=== Directions ===
Look through the material below, count the lines containing the word "Dividend", and state only the count.

[Dataset excerpt]
■ ■ ■ ■

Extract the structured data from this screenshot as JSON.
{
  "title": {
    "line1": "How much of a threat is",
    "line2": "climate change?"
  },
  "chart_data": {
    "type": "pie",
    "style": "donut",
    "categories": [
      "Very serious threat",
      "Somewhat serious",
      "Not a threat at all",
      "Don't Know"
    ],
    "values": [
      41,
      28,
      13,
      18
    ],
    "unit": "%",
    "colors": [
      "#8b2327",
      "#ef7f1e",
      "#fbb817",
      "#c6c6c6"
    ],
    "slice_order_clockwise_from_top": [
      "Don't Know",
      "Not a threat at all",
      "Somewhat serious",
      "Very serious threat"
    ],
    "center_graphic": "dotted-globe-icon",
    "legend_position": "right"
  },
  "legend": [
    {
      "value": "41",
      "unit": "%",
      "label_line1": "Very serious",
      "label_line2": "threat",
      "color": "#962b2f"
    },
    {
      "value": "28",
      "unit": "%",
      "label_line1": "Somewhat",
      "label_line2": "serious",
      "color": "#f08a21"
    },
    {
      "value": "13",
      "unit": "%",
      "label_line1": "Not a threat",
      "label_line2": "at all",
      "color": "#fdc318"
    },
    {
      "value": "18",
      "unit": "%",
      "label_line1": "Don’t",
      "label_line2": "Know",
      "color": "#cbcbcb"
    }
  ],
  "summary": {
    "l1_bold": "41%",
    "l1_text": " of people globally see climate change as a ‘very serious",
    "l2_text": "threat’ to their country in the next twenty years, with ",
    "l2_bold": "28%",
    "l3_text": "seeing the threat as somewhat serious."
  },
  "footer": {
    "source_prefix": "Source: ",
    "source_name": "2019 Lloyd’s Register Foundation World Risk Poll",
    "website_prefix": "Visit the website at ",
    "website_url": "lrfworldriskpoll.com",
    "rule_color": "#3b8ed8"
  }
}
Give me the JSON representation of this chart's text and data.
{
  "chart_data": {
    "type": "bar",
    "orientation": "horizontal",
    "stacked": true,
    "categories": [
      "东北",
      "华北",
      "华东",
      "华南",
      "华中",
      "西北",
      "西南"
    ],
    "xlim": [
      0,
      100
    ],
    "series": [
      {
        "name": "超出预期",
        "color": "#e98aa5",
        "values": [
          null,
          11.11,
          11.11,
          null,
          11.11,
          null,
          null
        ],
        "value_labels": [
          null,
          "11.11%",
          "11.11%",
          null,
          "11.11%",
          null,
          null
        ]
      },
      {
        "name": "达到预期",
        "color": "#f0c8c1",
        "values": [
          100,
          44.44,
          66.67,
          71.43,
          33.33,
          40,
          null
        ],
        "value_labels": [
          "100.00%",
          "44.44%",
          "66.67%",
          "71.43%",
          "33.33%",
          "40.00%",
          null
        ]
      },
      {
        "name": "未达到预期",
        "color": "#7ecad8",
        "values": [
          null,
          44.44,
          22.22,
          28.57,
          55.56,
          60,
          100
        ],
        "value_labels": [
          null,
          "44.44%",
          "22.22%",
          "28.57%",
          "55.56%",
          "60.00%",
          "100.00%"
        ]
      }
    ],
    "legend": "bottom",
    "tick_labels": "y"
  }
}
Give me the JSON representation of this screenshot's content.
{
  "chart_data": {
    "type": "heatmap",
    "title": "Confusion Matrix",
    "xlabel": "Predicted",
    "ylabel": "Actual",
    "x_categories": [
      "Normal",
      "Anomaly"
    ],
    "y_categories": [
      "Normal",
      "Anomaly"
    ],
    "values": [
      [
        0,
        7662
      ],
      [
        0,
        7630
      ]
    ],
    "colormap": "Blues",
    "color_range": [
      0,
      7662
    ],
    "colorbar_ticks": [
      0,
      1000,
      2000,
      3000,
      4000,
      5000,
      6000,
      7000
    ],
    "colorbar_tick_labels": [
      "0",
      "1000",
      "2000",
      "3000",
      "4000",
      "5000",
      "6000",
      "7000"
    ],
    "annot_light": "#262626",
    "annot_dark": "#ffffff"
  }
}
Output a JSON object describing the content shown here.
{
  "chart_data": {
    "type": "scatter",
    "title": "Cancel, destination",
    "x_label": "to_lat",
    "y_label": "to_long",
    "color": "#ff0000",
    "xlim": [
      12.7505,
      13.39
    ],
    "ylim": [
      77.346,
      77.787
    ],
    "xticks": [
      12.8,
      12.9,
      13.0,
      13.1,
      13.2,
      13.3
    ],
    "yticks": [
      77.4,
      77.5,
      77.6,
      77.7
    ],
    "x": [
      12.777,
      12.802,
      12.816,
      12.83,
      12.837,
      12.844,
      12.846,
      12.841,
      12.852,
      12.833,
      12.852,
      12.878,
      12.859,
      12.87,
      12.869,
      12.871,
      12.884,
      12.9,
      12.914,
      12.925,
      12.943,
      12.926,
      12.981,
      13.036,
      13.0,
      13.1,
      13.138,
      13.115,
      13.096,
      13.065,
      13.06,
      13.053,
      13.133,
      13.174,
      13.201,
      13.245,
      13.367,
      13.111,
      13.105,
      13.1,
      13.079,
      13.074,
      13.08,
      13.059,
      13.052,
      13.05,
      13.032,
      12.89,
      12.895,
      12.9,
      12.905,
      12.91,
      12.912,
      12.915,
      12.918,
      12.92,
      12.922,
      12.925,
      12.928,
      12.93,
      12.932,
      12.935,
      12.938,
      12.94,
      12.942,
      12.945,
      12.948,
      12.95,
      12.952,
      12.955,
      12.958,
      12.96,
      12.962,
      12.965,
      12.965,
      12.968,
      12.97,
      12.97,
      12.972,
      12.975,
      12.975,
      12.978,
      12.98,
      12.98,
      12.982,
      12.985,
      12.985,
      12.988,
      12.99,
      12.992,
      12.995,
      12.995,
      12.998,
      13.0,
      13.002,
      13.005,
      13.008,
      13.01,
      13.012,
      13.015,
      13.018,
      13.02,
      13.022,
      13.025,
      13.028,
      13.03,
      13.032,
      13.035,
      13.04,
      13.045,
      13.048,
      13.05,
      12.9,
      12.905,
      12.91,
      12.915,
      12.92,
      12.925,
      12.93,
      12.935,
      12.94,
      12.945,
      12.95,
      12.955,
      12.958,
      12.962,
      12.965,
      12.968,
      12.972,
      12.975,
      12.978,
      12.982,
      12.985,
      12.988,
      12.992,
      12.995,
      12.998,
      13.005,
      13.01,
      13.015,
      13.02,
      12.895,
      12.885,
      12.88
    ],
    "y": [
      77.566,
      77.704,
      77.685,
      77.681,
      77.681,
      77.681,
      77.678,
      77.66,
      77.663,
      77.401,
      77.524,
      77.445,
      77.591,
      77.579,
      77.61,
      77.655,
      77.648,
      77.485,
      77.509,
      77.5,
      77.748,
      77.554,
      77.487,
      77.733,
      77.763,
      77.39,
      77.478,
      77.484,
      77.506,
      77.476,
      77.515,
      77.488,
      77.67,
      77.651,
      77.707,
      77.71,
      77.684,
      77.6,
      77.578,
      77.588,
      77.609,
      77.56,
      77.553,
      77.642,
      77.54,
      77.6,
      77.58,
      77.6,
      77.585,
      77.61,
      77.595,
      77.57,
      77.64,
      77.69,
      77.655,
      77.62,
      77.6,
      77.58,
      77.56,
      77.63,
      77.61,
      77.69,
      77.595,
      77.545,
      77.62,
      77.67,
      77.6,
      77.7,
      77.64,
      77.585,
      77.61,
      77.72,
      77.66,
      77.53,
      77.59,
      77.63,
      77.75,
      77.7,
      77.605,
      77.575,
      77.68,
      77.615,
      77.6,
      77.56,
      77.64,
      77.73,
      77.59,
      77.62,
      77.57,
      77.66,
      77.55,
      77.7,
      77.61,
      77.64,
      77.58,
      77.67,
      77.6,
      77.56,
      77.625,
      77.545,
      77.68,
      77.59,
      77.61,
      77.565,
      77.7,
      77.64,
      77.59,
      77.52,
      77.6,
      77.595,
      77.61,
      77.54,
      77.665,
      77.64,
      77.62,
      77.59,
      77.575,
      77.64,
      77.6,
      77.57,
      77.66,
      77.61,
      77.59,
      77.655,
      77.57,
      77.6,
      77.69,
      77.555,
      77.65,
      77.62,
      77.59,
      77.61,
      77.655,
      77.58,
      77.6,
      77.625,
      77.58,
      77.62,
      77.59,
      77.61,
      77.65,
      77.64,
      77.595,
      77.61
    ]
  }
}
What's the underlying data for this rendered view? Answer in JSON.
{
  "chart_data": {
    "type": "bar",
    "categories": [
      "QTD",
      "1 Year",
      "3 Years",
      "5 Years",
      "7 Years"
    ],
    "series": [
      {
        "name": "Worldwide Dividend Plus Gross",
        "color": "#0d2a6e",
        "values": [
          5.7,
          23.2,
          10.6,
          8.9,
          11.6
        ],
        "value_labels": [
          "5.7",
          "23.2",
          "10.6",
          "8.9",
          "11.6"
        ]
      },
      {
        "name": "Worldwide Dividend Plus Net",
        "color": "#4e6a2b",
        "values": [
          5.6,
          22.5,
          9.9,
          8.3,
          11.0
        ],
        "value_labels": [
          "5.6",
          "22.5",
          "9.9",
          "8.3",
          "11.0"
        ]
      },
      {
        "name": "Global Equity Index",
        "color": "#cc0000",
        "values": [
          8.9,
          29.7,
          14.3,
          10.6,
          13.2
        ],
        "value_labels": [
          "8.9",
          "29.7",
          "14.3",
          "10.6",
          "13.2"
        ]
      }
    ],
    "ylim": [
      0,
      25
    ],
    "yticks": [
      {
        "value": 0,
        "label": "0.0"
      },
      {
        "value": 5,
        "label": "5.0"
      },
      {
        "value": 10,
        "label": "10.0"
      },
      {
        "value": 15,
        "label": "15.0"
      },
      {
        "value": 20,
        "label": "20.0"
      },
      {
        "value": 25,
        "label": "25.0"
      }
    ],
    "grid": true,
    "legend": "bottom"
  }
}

■ ■ ■ ■

=== Full answer ===
2